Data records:

————————

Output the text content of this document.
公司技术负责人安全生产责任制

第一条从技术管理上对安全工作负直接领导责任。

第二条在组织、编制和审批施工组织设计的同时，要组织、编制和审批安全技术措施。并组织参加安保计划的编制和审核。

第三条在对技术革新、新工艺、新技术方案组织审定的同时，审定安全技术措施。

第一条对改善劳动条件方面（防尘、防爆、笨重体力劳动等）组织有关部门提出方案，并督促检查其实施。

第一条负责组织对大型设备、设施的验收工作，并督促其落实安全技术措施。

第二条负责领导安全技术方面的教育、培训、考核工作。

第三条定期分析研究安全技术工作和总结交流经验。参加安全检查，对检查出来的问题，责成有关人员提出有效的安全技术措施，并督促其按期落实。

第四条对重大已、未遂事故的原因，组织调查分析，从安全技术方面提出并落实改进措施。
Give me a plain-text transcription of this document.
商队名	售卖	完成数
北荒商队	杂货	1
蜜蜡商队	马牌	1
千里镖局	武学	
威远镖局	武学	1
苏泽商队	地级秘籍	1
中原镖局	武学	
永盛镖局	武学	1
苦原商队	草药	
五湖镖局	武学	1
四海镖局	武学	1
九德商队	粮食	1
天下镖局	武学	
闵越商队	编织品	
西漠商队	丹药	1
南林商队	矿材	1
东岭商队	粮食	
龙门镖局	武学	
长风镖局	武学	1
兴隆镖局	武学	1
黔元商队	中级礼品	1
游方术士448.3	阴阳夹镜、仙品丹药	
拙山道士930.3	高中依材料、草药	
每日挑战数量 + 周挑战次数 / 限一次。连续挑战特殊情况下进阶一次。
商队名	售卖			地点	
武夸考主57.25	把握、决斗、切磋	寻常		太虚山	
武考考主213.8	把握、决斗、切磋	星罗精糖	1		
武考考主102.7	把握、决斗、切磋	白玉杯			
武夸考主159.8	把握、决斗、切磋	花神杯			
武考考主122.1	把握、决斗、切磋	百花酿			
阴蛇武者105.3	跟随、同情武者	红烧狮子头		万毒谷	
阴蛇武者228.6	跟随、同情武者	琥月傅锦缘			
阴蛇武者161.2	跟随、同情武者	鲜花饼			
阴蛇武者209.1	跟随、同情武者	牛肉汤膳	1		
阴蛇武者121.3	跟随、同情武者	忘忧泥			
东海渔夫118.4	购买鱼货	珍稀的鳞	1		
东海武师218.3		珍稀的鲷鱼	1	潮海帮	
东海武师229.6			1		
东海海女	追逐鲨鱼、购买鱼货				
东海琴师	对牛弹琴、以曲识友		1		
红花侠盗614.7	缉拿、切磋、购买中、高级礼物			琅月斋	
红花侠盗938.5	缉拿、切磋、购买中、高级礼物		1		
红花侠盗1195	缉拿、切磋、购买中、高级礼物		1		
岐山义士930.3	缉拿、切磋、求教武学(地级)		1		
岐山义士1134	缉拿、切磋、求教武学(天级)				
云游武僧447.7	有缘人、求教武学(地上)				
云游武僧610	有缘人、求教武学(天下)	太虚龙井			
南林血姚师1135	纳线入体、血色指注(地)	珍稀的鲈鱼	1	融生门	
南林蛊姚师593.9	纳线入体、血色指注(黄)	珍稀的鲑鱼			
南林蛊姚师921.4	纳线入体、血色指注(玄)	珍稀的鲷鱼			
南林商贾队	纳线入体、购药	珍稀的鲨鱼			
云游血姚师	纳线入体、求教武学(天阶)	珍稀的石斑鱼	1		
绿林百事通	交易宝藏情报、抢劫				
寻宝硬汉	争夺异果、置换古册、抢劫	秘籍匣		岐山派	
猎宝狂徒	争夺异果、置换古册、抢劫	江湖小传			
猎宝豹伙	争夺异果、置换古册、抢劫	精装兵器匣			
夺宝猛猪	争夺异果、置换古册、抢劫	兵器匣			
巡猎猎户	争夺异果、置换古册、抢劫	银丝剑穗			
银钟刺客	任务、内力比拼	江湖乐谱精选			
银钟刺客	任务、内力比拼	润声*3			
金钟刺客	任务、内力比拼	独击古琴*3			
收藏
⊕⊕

————————

▶ **What you will do**:
Your task is to repeat each line of the material exactly.

▶ **Reply**:
Output the text content of this document.
公司技术负责人安全生产责任制

第一条从技术管理上对安全工作负直接领导责任。

第二条在组织、编制和审批施工组织设计的同时，要组织、编制和审批安全技术措施。并组织参加安保计划的编制和审核。

第三条在对技术革新、新工艺、新技术方案组织审定的同时，审定安全技术措施。

第一条对改善劳动条件方面（防尘、防爆、笨重体力劳动等）组织有关部门提出方案，并督促检查其实施。

第一条负责组织对大型设备、设施的验收工作，并督促其落实安全技术措施。

第二条负责领导安全技术方面的教育、培训、考核工作。

第三条定期分析研究安全技术工作和总结交流经验。参加安全检查，对检查出来的问题，责成有关人员提出有效的安全技术措施，并督促其按期落实。

第四条对重大已、未遂事故的原因，组织调查分析，从安全技术方面提出并落实改进措施。
Give me a plain-text transcription of this document.
商队名	售卖	完成数
北荒商队	杂货	1
蜜蜡商队	马牌	1
千里镖局	武学	
威远镖局	武学	1
苏泽商队	地级秘籍	1
中原镖局	武学	
永盛镖局	武学	1
苦原商队	草药	
五湖镖局	武学	1
四海镖局	武学	1
九德商队	粮食	1
天下镖局	武学	
闵越商队	编织品	
西漠商队	丹药	1
南林商队	矿材	1
东岭商队	粮食	
龙门镖局	武学	
长风镖局	武学	1
兴隆镖局	武学	1
黔元商队	中级礼品	1
游方术士448.3	阴阳夹镜、仙品丹药	
拙山道士930.3	高中依材料、草药	
每日挑战数量 + 周挑战次数 / 限一次。连续挑战特殊情况下进阶一次。
商队名	售卖			地点	
武夸考主57.25	把握、决斗、切磋	寻常		太虚山	
武考考主213.8	把握、决斗、切磋	星罗精糖	1		
武考考主102.7	把握、决斗、切磋	白玉杯			
武夸考主159.8	把握、决斗、切磋	花神杯			
武考考主122.1	把握、决斗、切磋	百花酿			
阴蛇武者105.3	跟随、同情武者	红烧狮子头		万毒谷	
阴蛇武者228.6	跟随、同情武者	琥月傅锦缘			
阴蛇武者161.2	跟随、同情武者	鲜花饼			
阴蛇武者209.1	跟随、同情武者	牛肉汤膳	1		
阴蛇武者121.3	跟随、同情武者	忘忧泥			
东海渔夫118.4	购买鱼货	珍稀的鳞	1		
东海武师218.3		珍稀的鲷鱼	1	潮海帮	
东海武师229.6			1		
东海海女	追逐鲨鱼、购买鱼货				
东海琴师	对牛弹琴、以曲识友		1		
红花侠盗614.7	缉拿、切磋、购买中、高级礼物			琅月斋	
红花侠盗938.5	缉拿、切磋、购买中、高级礼物		1		
红花侠盗1195	缉拿、切磋、购买中、高级礼物		1		
岐山义士930.3	缉拿、切磋、求教武学(地级)		1		
岐山义士1134	缉拿、切磋、求教武学(天级)				
云游武僧447.7	有缘人、求教武学(地上)				
云游武僧610	有缘人、求教武学(天下)	太虚龙井			
南林血姚师1135	纳线入体、血色指注(地)	珍稀的鲈鱼	1	融生门	
南林蛊姚师593.9	纳线入体、血色指注(黄)	珍稀的鲑鱼			
南林蛊姚师921.4	纳线入体、血色指注(玄)	珍稀的鲷鱼			
南林商贾队	纳线入体、购药	珍稀的鲨鱼			
云游血姚师	纳线入体、求教武学(天阶)	珍稀的石斑鱼	1		
绿林百事通	交易宝藏情报、抢劫				
寻宝硬汉	争夺异果、置换古册、抢劫	秘籍匣		岐山派	
猎宝狂徒	争夺异果、置换古册、抢劫	江湖小传			
猎宝豹伙	争夺异果、置换古册、抢劫	精装兵器匣			
夺宝猛猪	争夺异果、置换古册、抢劫	兵器匣			
巡猎猎户	争夺异果、置换古册、抢劫	银丝剑穗			
银钟刺客	任务、内力比拼	江湖乐谱精选			
银钟刺客	任务、内力比拼	润声*3			
金钟刺客	任务、内力比拼	独击古琴*3			
收藏
⊕⊕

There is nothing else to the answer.